- YOUR INSTRUCTIONS: Select lines where the word "placement" appears.

- DATA SECTION:
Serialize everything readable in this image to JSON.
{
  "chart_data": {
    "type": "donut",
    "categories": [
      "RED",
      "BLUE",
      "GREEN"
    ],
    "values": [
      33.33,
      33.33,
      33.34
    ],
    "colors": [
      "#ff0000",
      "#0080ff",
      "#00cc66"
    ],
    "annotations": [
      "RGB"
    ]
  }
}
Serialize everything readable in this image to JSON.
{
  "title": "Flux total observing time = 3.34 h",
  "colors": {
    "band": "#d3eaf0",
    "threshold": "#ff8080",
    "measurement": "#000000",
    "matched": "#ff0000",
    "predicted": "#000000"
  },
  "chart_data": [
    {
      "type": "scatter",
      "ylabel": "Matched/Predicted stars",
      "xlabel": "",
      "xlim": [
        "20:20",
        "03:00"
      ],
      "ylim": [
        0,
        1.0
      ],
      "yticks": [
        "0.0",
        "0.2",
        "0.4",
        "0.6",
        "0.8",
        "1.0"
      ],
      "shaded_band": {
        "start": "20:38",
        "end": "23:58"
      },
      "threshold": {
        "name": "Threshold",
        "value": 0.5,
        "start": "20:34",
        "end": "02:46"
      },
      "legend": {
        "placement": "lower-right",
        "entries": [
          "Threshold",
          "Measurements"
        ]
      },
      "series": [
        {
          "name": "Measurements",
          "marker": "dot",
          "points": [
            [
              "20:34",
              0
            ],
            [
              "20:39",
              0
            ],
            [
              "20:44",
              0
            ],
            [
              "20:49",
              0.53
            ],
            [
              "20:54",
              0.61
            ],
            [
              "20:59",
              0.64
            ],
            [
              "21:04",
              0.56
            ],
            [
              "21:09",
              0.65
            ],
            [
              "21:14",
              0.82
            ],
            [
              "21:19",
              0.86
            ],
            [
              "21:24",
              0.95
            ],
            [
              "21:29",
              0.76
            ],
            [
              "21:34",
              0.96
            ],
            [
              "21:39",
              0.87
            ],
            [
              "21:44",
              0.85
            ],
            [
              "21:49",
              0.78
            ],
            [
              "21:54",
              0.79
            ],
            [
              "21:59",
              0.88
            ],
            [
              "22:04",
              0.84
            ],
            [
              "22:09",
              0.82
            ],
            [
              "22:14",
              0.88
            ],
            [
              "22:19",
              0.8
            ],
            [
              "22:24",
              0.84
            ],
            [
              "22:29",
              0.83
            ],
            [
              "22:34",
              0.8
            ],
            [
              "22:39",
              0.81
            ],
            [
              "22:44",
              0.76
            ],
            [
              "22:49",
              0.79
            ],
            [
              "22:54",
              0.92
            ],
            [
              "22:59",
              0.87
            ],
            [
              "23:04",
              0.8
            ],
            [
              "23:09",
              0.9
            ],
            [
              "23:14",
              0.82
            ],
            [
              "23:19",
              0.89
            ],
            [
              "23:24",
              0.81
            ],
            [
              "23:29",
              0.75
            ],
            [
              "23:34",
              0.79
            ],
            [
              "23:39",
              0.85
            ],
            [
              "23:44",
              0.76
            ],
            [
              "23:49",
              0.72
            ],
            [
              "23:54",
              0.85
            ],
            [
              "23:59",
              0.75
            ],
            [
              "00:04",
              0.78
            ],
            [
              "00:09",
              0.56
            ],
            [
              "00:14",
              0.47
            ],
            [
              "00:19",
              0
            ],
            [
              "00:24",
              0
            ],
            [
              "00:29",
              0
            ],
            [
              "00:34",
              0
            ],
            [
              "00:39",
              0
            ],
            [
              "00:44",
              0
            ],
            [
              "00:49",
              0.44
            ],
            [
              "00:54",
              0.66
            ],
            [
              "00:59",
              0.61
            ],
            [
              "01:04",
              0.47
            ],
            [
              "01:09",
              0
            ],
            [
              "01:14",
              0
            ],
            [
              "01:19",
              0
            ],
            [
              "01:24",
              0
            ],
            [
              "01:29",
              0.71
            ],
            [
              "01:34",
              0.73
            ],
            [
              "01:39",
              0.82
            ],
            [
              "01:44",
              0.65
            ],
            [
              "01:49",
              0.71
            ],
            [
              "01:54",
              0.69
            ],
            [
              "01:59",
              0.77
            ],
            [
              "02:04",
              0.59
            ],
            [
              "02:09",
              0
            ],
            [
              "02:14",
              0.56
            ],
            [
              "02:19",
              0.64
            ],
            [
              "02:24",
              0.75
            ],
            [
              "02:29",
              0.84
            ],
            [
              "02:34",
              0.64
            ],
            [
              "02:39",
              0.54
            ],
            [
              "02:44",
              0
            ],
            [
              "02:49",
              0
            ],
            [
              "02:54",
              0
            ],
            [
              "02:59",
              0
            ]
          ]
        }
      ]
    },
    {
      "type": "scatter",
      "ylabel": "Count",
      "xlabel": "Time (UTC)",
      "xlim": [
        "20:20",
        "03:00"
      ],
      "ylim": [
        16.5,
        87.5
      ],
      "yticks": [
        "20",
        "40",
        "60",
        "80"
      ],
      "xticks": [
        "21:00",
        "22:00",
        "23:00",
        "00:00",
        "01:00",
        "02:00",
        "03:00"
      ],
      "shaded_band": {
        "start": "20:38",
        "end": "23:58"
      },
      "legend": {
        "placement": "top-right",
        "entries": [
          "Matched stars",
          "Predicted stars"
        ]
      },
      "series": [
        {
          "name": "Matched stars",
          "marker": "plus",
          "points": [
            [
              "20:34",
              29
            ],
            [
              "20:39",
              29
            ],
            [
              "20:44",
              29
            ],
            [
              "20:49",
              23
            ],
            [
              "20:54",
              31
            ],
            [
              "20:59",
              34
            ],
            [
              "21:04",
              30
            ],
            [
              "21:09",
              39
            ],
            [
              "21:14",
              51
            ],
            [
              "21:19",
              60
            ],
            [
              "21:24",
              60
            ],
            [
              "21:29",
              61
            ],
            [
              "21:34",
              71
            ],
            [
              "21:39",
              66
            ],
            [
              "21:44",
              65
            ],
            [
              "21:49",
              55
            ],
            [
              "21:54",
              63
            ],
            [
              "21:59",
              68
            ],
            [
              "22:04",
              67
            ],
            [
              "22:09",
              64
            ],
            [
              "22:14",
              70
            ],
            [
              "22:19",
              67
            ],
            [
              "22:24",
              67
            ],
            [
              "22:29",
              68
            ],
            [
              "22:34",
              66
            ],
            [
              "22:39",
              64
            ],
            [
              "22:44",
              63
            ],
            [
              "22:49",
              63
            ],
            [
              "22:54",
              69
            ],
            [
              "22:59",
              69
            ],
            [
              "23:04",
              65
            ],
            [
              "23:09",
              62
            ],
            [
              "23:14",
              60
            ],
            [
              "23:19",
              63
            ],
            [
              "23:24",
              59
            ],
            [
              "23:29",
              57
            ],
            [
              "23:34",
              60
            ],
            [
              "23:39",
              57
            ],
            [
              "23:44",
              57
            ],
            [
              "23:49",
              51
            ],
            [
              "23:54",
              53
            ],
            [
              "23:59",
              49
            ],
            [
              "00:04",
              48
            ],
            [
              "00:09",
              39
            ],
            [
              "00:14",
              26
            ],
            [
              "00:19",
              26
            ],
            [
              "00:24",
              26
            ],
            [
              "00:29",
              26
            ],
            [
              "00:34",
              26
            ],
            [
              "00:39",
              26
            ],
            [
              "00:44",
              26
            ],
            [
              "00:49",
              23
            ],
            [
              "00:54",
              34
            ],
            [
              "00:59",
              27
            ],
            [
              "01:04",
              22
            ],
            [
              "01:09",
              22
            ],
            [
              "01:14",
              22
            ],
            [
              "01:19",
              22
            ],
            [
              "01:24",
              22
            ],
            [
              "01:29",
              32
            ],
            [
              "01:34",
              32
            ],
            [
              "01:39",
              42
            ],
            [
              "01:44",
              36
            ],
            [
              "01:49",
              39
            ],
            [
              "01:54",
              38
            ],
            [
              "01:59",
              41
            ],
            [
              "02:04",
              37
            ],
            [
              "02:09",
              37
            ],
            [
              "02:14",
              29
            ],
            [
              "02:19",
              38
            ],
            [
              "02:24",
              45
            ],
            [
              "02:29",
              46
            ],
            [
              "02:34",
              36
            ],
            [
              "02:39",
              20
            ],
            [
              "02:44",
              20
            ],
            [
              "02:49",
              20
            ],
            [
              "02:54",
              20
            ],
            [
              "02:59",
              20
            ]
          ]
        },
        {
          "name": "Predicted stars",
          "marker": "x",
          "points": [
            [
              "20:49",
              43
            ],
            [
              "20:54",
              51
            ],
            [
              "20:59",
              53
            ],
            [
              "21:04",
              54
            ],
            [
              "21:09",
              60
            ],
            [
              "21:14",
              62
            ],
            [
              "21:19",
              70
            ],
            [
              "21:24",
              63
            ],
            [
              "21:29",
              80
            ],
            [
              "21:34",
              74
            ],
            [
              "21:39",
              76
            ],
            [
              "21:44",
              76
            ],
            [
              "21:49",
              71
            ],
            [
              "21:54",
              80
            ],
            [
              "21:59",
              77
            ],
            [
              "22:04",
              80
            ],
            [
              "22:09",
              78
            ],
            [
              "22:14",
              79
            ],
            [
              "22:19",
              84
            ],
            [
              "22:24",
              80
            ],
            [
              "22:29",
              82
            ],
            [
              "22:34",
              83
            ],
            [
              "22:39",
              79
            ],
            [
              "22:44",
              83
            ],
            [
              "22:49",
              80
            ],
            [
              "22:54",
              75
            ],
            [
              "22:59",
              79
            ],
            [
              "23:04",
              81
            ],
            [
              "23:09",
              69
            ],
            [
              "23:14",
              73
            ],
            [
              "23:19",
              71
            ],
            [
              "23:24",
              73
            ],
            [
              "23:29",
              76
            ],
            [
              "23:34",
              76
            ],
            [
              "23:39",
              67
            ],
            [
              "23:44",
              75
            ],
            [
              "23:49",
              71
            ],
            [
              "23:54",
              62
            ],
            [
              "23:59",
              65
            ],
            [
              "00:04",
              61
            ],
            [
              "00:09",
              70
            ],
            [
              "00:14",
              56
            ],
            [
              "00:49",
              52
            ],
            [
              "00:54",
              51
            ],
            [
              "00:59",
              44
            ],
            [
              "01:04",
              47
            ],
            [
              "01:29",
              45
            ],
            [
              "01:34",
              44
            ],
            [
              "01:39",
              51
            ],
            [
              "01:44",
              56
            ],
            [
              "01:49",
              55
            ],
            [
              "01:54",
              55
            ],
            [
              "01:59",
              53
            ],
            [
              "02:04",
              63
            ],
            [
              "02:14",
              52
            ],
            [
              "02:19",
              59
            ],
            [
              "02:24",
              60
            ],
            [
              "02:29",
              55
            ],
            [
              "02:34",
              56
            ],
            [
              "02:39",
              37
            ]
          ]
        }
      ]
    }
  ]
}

- RESPONSE TO THIS TASK:
        "placement": "lower-right",
        "placement": "top-right",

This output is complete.